C’est le message que la Cour suprême du Canada envoie aux provinces récalcitrantes dans l’arrêt Conseil scolaire francophone de la Colombie-Britannique c. Colombie-Britannique, 2020 CSC 13, rendu public le 12 juin dernier.

Les appelants sont le Conseil scolaire francophone de la Colombie-Britannique («CSF»), la Fédération des parents francophones de Colombie-Britannique, ainsi que trois parents titulaires de droits au sens de l’article 23 de la Charte canadienne des droits et libertés.

Le Conseil scolaire francophone de la Colombie-Britannique: Roger Lagassé, Marie-Pierre Lavoie, Patrick Gatien, Robert Filion, Marie-Christine Claveau, Annette Azar-Diehl, Annie Bédard.

CONSIGNES DE L'EXERCICE —
1 – Dans l'extrait sur l'arrêt de la Cour suprême, recopiez le passage allant de «Les appelants sont» à «Azar-Diehl, Annie Bédard.» en substituant «requérants» à «appelants».
2 – Poursuivez le texte consacré à l'arrêt de la Cour suprême à partir de l'endroit où il s'interrompt.

Entrées stockées du jeu de données
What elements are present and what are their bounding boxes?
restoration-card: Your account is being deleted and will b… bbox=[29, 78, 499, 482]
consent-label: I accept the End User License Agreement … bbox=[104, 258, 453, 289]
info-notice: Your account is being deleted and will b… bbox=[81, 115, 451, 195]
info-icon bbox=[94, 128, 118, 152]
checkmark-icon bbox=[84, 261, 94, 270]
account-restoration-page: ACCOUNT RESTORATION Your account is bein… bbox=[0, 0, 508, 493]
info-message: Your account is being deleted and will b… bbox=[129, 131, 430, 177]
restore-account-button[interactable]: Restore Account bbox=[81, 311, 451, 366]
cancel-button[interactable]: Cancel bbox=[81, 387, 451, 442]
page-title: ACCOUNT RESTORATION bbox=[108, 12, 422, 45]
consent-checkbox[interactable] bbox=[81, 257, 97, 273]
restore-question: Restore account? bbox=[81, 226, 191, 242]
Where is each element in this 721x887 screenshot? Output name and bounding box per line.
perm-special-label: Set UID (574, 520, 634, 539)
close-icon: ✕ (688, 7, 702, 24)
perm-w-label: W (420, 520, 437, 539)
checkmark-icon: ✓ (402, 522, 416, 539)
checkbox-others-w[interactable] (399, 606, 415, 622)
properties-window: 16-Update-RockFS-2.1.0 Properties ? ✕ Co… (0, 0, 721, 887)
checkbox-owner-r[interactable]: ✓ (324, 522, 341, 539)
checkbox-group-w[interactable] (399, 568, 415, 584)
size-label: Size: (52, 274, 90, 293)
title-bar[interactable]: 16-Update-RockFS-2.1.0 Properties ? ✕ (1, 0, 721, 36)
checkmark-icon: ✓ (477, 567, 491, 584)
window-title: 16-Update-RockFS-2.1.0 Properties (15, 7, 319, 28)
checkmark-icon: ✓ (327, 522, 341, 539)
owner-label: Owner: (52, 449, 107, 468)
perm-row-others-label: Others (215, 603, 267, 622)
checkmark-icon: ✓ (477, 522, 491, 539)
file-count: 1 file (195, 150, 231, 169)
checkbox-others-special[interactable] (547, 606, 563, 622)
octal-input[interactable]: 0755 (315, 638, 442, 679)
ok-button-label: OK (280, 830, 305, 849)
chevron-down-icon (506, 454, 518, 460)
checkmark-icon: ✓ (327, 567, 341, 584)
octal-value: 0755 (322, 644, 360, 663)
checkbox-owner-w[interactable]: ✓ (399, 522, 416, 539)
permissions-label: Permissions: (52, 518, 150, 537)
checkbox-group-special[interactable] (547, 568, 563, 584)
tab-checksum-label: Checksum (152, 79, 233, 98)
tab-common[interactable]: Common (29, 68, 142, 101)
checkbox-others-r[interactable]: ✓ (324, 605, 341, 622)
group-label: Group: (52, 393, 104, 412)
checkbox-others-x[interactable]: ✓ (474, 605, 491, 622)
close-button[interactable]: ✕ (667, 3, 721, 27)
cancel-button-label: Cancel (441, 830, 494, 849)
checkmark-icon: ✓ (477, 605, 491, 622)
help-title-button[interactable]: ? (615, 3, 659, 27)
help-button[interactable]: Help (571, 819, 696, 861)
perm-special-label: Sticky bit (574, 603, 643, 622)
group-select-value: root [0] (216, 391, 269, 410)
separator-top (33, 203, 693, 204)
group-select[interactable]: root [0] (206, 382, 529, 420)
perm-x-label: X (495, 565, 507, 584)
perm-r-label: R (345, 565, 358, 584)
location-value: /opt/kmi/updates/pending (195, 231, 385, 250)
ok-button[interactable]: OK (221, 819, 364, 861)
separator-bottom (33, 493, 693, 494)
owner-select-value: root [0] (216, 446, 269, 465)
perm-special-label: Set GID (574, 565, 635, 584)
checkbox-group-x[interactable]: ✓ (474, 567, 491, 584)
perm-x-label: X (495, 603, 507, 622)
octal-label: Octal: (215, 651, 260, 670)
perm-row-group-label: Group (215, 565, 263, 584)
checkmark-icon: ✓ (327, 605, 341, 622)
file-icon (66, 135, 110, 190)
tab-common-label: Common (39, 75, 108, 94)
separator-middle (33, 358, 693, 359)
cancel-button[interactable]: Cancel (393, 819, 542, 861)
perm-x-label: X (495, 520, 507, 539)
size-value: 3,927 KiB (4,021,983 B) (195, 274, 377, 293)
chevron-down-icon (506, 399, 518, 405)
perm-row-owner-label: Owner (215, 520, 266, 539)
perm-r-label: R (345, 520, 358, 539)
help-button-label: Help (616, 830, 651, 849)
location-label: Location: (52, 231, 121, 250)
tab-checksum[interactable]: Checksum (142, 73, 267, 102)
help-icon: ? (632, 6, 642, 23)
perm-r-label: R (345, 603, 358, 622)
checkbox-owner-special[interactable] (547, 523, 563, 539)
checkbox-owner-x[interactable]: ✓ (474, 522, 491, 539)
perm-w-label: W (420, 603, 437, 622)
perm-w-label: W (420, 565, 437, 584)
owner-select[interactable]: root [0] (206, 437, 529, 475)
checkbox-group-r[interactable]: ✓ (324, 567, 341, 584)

RÉPONSES PROPOSÉES —
1 –
Les requérants sont le Conseil scolaire francophone de la Colombie-Britannique («CSF»), la Fédération des parents francophones de Colombie-Britannique, ainsi que trois parents titulaires de droits au sens de l’article 23 de la Charte canadienne des droits et libertés.

Le Conseil scolaire francophone de la Colombie-Britannique: Roger Lagassé, Marie-Pierre Lavoie, Patrick Gatien, Robert Filion, Marie-Christine Claveau, Annette Azar-Diehl, Annie Bédard.

2 –
Deux catégories de violations

En juin 2010, les appelants déposent une demande introductive d’instance auprès de la Cour suprême de la Colombie-Britannique, soutenant que plusieurs aspects du financement du système d’éducation pénalisent la minorité linguistique officielle et violent les droits qui lui sont reconnus par l’art. 23. Les violations reprochées sont nombreuses et peuvent être divisées en deux catégories.

La première catégorie regroupe les demandes de nature systémique. il s’agit notamment du non-accès à une subvention annuelle pour l’entretien des édifices, de la formule utilisée pour prioriser les projets d’immobilisation, du manque de financement du transport scolaire et du manque d’accès à des espaces pour des activités culturelles.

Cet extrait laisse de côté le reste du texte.